══ SUPPLIED ENTRIES ══

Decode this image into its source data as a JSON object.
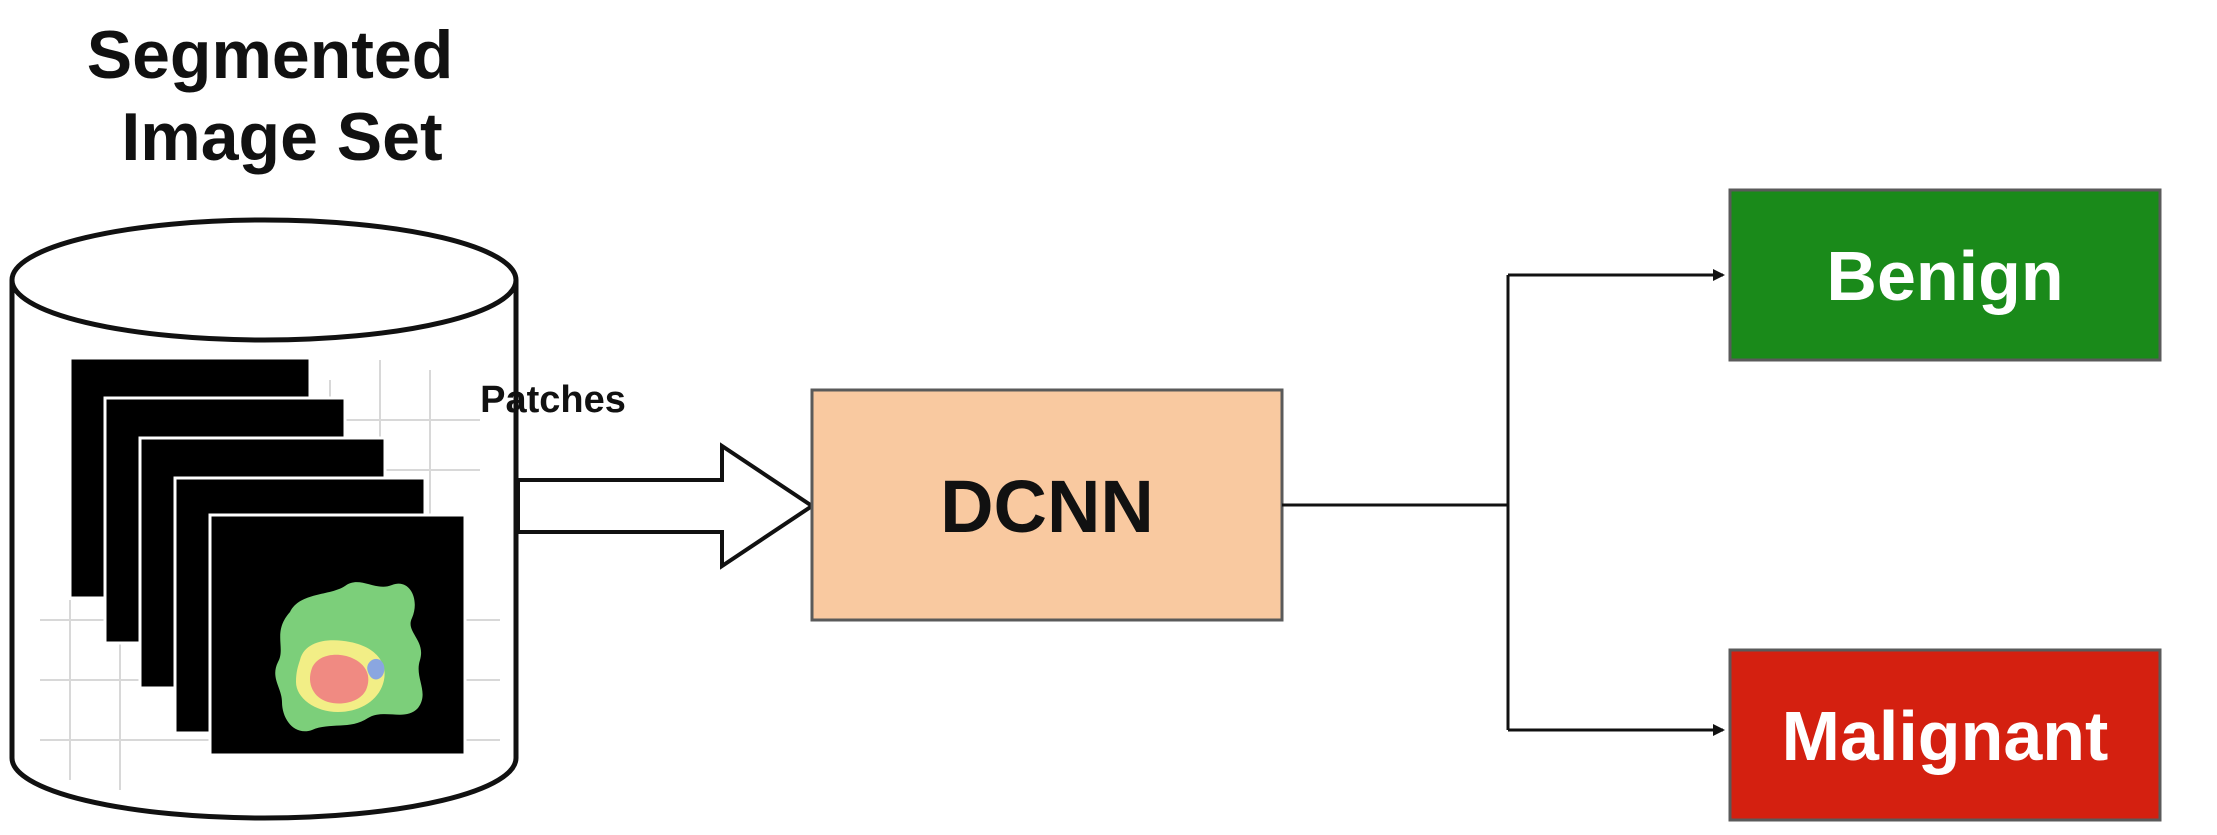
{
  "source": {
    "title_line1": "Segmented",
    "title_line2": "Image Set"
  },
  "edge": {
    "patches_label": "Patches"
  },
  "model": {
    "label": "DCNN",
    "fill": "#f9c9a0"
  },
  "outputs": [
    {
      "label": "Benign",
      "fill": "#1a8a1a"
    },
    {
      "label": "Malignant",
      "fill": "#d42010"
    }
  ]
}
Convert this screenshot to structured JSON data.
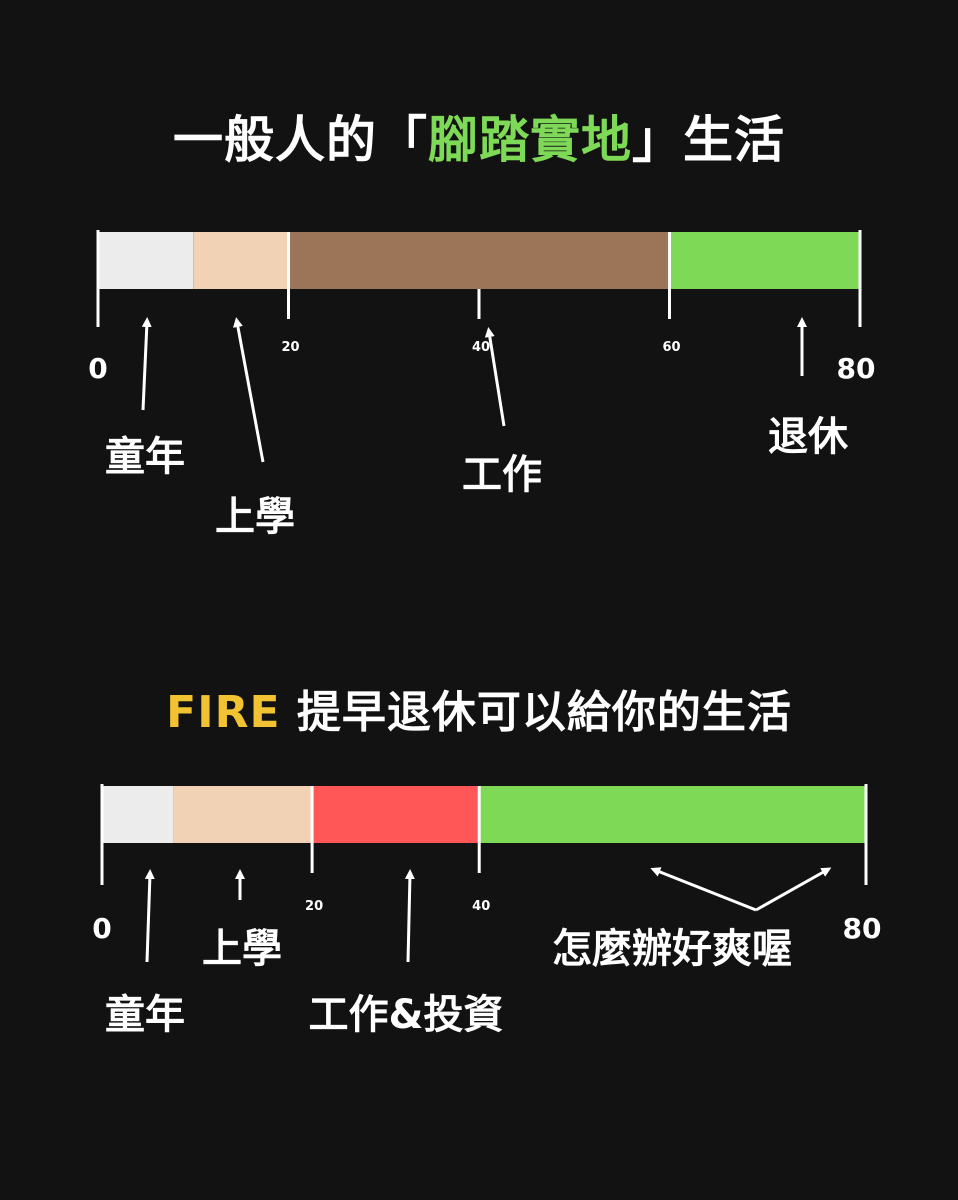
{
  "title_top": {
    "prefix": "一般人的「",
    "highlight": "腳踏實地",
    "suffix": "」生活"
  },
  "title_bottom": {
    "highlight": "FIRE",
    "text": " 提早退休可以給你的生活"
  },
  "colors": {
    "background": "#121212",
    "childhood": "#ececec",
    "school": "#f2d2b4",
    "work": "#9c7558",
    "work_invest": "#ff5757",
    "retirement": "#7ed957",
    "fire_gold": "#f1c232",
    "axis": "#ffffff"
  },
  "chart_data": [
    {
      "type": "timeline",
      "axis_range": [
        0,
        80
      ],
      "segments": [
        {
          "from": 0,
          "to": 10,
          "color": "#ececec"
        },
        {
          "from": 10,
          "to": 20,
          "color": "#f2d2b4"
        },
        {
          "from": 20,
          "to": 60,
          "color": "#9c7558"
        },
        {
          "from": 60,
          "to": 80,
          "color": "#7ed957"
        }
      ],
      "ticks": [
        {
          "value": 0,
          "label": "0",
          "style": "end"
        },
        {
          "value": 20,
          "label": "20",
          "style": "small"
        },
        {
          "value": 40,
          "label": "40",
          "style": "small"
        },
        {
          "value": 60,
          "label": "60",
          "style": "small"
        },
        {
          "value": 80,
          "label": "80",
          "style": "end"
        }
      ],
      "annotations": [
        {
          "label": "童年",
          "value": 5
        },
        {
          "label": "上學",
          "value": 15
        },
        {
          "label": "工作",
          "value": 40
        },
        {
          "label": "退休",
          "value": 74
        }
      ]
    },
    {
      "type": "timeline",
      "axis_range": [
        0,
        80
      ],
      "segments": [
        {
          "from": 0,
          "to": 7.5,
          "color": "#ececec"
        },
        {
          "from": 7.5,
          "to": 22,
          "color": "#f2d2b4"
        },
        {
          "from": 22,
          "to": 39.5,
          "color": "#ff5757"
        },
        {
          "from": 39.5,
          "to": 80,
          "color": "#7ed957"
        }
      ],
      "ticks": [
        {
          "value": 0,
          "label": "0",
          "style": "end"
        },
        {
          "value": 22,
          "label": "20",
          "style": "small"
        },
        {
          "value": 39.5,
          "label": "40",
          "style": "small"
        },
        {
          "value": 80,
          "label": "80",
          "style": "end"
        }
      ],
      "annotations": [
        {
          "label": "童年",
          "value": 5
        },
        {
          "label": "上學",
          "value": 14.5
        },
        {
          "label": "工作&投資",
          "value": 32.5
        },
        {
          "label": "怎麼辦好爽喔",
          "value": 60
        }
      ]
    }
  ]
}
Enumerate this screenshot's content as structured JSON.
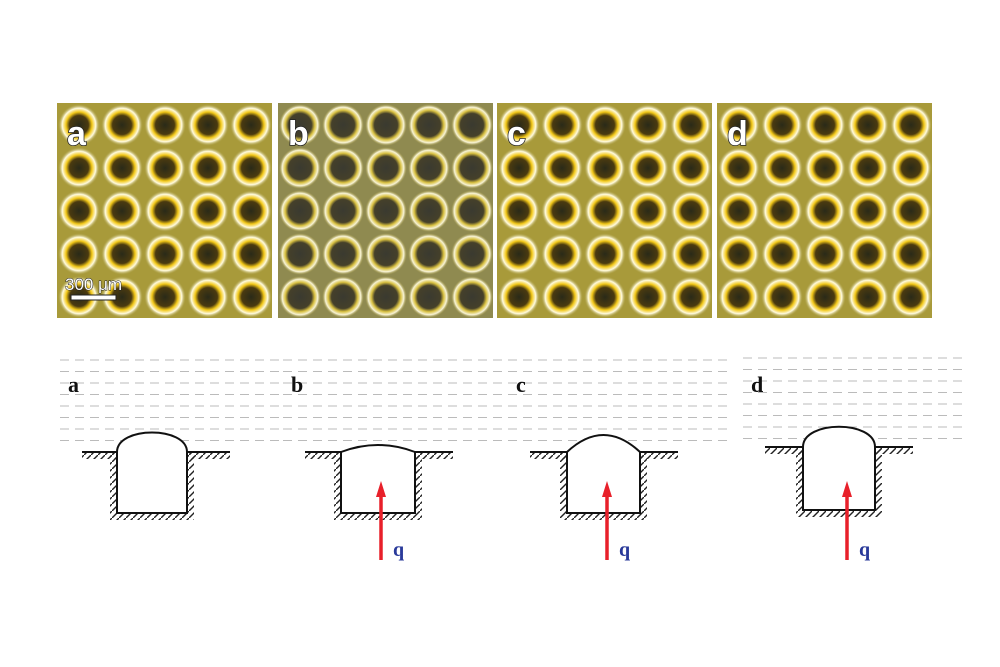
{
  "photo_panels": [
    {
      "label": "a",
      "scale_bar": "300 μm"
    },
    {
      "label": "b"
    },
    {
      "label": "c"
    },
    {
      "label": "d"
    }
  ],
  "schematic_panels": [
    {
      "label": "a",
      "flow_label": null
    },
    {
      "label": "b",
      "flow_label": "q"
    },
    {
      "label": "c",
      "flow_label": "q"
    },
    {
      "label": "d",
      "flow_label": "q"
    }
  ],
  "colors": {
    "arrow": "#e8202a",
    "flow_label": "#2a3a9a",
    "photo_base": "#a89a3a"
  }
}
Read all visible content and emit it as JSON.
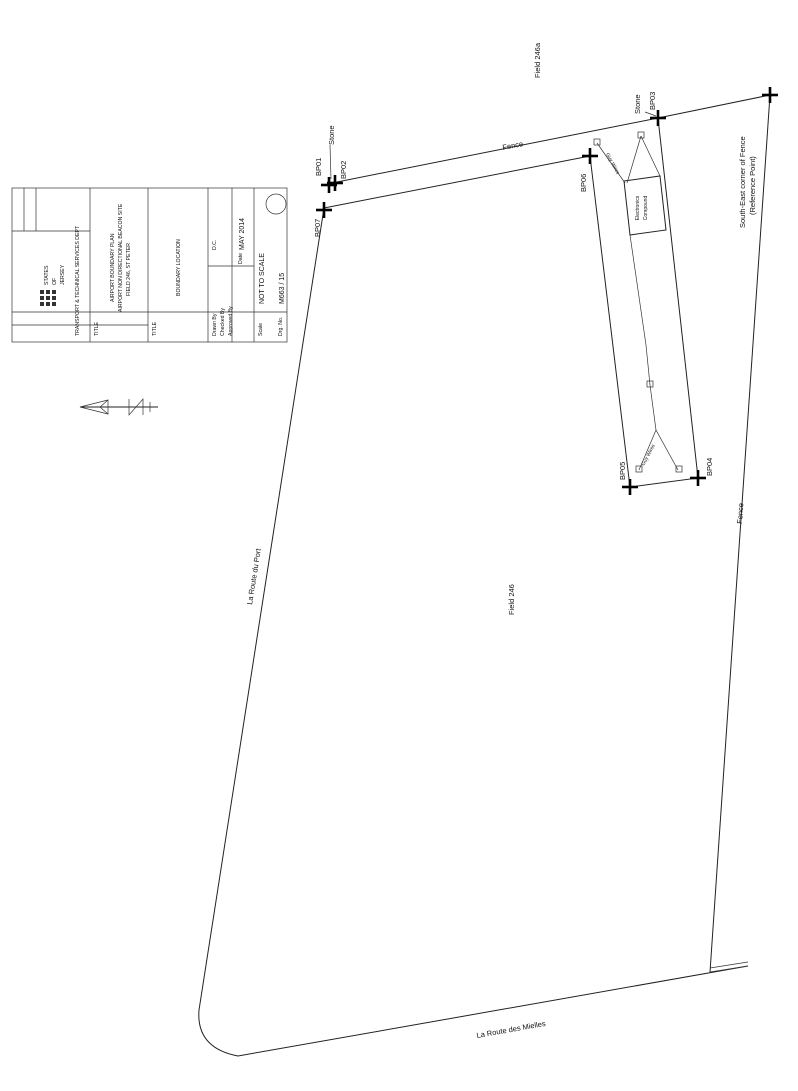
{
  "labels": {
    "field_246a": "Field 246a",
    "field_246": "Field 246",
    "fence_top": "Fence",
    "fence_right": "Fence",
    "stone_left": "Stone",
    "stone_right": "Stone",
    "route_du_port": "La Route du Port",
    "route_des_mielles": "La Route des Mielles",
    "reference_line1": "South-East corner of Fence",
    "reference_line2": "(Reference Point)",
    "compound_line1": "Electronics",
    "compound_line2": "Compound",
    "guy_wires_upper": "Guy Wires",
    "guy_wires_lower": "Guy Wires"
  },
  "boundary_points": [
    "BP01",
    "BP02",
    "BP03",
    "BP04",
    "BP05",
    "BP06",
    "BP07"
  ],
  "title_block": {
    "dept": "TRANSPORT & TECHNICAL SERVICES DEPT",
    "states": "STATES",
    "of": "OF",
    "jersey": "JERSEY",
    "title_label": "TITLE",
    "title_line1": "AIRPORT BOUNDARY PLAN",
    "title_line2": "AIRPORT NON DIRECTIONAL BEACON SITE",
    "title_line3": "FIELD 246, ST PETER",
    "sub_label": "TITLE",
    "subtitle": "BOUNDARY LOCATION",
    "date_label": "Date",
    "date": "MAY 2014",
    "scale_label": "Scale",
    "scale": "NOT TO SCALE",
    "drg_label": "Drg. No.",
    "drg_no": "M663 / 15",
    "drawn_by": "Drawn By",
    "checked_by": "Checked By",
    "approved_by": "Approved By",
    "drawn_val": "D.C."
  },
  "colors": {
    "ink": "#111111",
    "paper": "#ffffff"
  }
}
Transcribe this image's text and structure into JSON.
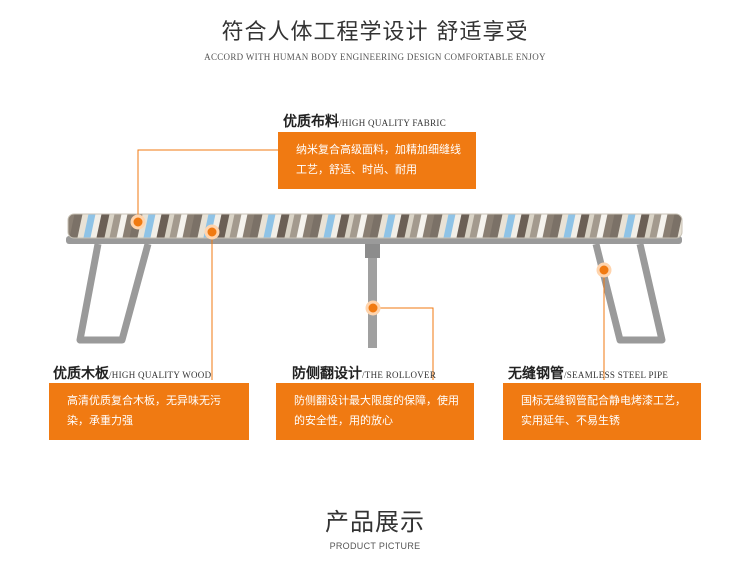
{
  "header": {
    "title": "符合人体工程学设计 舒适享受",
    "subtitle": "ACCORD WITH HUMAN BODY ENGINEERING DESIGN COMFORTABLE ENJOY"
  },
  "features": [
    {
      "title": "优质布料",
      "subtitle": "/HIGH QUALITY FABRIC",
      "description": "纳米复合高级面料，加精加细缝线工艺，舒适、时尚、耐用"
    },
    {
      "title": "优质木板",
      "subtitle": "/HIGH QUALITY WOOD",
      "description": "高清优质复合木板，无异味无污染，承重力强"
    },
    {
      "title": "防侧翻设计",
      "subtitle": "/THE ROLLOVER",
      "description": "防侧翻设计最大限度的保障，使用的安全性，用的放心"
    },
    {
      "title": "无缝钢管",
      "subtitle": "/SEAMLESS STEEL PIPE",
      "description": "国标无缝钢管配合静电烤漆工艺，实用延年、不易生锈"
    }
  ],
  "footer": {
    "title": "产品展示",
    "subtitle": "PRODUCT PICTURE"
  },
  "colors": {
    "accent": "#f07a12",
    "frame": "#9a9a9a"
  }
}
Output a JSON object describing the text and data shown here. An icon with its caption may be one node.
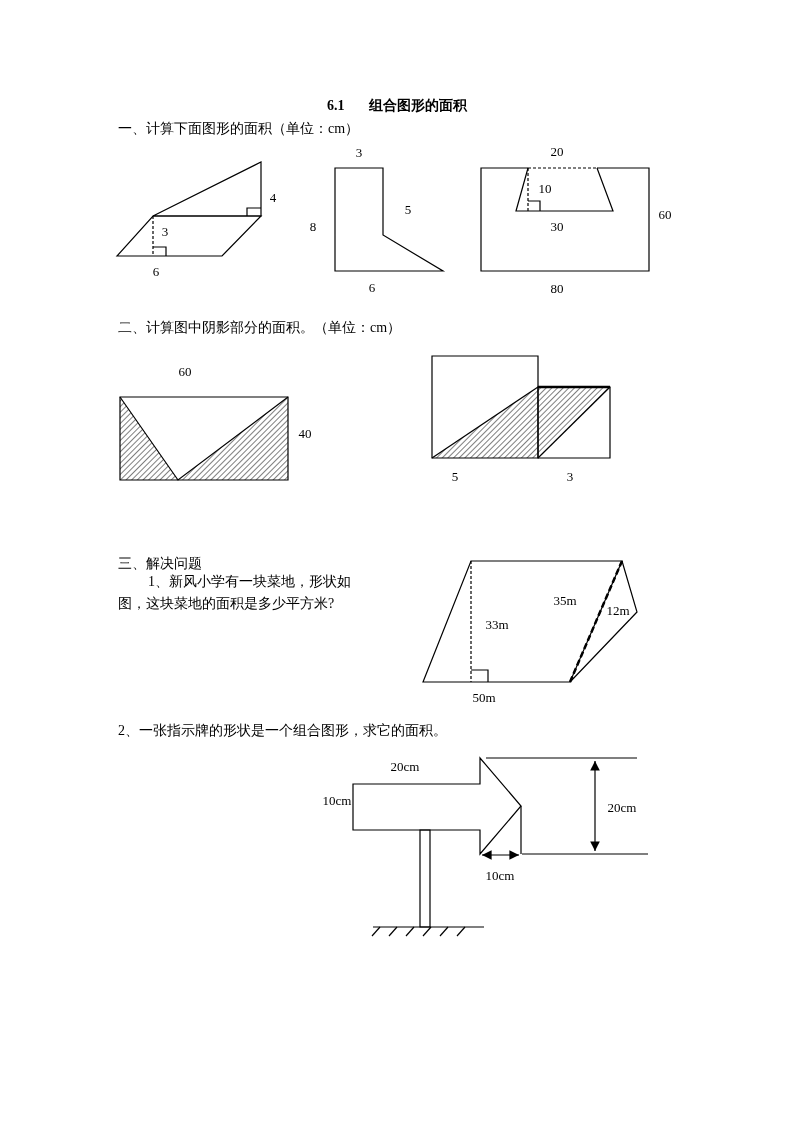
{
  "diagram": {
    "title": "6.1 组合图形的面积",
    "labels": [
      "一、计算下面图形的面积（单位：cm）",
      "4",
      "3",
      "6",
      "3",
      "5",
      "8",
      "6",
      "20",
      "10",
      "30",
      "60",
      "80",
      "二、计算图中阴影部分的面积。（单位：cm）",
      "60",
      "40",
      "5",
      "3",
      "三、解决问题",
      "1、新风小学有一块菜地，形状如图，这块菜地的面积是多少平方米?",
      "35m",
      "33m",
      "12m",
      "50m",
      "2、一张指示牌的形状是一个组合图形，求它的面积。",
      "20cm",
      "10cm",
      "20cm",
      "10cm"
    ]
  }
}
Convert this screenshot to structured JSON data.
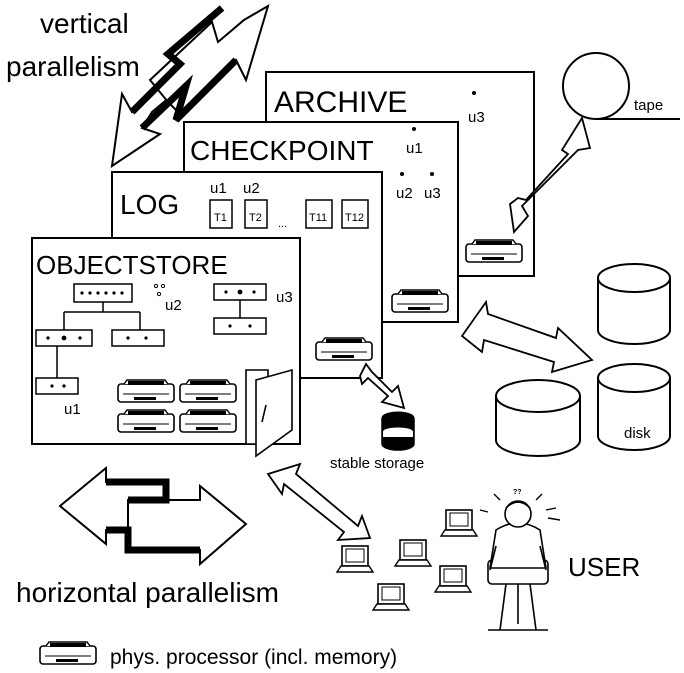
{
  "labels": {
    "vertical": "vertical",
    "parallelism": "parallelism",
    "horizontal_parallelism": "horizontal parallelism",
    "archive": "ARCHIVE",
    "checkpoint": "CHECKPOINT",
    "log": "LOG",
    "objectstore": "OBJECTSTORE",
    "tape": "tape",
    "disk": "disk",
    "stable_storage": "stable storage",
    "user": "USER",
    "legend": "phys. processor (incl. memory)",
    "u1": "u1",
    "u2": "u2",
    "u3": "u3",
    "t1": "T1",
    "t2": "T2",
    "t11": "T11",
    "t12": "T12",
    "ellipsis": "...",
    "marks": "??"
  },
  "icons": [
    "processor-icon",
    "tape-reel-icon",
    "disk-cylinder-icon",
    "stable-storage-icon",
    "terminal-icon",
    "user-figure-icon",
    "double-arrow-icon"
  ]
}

═══

WRITTEN PROBLEM: Select all lines with the word "QUALITY" from the entries above.

FINISHED EXERCISE:
      "subtitle": "/HIGH QUALITY FABRIC",
      "subtitle": "/HIGH QUALITY WOOD",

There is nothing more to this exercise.